_TASK TO CARRY OUT_
Can you retype the records word for word, starting at their very first line and ending at the line that contains "source-note: 資料來源: Wind，上海清算所及中央國債登記結算", with both of those lines included?

** start of DATA LINES **

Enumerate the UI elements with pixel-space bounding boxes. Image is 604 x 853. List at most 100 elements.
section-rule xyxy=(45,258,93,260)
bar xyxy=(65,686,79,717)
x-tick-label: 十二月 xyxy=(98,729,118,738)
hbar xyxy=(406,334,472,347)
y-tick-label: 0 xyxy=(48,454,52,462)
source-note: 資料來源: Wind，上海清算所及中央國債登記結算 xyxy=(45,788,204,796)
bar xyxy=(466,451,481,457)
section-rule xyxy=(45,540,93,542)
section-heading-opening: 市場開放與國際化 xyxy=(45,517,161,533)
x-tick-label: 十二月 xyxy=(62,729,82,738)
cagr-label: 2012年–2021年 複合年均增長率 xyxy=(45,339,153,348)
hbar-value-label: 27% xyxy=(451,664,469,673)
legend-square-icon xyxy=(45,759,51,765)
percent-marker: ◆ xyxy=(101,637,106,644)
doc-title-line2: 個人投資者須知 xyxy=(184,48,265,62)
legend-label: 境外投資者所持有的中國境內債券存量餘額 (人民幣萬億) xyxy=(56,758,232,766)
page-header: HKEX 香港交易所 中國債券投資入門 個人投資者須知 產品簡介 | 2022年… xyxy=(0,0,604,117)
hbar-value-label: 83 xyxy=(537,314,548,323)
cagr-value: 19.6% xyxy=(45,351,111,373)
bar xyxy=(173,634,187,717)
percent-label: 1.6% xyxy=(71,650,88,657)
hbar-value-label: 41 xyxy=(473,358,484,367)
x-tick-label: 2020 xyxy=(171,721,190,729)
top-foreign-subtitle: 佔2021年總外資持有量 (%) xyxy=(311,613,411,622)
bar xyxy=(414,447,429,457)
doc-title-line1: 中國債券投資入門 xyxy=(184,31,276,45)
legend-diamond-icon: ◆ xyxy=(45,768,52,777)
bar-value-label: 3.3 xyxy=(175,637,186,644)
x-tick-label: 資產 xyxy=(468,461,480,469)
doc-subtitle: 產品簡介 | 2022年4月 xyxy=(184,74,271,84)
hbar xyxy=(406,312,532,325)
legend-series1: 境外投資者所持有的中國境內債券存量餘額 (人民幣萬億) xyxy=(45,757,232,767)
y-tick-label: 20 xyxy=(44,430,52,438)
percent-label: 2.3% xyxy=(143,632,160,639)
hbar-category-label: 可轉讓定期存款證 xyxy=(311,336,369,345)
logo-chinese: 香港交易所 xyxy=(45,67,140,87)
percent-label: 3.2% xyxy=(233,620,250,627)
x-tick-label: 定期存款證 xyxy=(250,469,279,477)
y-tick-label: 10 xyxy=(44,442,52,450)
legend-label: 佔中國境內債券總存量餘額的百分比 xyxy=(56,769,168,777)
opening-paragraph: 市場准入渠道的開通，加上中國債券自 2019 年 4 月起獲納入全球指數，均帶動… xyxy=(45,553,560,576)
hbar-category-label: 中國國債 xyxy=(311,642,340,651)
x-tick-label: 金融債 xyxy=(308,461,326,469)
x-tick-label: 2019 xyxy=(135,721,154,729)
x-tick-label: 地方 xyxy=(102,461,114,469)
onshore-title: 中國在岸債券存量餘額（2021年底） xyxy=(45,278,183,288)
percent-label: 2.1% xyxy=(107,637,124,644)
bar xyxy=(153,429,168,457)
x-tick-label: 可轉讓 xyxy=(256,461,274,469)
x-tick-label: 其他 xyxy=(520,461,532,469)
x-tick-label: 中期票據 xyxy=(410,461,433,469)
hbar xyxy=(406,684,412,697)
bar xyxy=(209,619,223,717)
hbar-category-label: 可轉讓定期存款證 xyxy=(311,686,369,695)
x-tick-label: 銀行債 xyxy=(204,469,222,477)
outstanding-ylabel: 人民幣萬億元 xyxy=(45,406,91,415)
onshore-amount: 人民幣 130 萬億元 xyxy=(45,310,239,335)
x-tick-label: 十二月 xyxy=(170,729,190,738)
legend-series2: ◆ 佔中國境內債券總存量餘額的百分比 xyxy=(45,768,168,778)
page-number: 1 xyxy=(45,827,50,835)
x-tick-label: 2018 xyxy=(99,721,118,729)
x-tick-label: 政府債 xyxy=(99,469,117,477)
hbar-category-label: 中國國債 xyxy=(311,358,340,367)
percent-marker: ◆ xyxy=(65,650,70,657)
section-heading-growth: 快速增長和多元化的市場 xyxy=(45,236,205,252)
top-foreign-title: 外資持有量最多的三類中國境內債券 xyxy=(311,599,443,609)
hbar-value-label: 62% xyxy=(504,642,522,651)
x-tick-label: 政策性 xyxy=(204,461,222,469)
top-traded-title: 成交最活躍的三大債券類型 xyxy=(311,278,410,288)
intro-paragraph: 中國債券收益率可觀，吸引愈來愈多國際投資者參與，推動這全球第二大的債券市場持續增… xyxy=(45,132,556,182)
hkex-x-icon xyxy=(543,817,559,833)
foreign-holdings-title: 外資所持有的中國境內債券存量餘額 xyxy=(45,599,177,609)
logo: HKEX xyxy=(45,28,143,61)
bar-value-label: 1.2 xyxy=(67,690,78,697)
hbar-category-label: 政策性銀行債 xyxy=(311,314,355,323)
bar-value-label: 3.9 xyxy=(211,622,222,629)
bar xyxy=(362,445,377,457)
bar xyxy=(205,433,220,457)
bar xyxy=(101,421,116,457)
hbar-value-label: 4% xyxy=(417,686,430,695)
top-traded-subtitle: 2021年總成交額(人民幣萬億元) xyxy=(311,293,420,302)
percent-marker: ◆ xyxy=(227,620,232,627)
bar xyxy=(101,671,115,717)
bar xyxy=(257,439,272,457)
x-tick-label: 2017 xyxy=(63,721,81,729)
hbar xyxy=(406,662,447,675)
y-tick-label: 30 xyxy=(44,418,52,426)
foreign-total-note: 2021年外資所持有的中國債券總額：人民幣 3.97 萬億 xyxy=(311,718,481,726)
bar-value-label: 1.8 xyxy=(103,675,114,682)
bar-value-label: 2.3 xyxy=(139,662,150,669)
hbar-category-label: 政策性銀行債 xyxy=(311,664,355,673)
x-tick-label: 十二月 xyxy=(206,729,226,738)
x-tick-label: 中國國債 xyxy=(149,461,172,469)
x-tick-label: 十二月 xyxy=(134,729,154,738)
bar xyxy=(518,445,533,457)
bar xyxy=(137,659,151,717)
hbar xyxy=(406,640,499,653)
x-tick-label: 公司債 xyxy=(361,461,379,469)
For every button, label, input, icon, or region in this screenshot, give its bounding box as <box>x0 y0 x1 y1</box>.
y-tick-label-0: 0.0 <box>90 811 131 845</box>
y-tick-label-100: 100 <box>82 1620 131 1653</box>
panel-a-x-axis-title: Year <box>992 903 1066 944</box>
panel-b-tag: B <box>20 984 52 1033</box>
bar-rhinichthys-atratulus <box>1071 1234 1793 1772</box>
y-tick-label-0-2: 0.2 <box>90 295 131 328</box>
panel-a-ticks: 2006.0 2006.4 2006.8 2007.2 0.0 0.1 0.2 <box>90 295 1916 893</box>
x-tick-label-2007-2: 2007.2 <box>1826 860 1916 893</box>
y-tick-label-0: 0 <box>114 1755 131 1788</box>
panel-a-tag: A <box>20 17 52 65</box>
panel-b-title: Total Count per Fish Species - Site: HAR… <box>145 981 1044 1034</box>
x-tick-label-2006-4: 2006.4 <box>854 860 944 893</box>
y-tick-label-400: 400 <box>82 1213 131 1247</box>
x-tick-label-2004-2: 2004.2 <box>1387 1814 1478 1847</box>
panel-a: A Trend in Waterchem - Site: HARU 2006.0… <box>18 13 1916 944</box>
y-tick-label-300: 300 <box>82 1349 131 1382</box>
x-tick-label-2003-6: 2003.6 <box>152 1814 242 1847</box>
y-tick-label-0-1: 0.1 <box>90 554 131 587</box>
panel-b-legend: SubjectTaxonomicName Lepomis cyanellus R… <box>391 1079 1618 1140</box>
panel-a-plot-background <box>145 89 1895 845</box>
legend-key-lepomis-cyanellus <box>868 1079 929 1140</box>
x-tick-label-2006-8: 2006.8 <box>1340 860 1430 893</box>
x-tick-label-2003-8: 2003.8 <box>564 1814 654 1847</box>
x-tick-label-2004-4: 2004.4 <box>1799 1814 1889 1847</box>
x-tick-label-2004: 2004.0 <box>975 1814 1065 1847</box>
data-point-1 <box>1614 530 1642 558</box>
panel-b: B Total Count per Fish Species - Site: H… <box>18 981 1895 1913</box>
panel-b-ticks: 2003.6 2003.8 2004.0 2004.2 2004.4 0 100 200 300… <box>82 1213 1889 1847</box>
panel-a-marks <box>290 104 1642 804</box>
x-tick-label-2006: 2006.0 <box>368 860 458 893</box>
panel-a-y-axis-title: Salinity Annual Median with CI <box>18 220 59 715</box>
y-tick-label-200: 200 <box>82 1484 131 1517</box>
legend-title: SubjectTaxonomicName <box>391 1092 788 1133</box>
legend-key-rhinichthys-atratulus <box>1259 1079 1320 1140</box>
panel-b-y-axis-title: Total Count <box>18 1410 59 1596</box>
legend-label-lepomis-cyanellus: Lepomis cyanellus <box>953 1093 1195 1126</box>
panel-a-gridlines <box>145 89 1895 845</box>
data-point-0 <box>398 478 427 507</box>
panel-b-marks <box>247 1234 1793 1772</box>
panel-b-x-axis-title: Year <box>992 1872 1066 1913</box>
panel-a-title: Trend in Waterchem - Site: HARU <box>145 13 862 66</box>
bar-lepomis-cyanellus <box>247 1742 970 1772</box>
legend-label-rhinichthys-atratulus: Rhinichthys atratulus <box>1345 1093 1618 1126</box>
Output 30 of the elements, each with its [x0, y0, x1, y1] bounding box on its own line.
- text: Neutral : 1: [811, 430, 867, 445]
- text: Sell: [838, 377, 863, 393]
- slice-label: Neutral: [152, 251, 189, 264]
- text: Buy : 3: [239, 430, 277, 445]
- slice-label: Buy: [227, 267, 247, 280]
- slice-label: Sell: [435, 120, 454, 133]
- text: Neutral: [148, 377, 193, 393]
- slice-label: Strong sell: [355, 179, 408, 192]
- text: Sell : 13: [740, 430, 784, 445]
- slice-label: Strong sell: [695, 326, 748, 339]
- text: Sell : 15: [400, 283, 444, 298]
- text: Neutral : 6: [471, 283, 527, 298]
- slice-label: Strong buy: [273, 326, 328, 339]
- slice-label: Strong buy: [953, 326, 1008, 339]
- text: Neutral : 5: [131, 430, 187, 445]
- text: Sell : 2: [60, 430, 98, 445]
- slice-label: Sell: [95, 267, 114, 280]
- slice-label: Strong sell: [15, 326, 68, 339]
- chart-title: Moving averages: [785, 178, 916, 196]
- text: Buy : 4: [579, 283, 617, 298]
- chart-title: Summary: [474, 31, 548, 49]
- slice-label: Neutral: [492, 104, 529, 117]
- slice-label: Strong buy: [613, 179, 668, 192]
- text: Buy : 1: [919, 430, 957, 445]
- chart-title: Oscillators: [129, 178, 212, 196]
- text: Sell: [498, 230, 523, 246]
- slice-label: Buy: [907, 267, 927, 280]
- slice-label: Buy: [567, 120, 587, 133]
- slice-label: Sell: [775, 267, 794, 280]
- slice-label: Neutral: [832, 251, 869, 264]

** end of DATA LINES **

_EXERCISE OUTPUT_
Enumerate the UI elements with pixel-space bounding boxes. Image is 604 x 853. List at most 100 elements.
section-rule xyxy=(45,258,93,260)
bar xyxy=(65,686,79,717)
x-tick-label: 十二月 xyxy=(98,729,118,738)
hbar xyxy=(406,334,472,347)
y-tick-label: 0 xyxy=(48,454,52,462)
source-note: 資料來源: Wind，上海清算所及中央國債登記結算 xyxy=(45,788,204,796)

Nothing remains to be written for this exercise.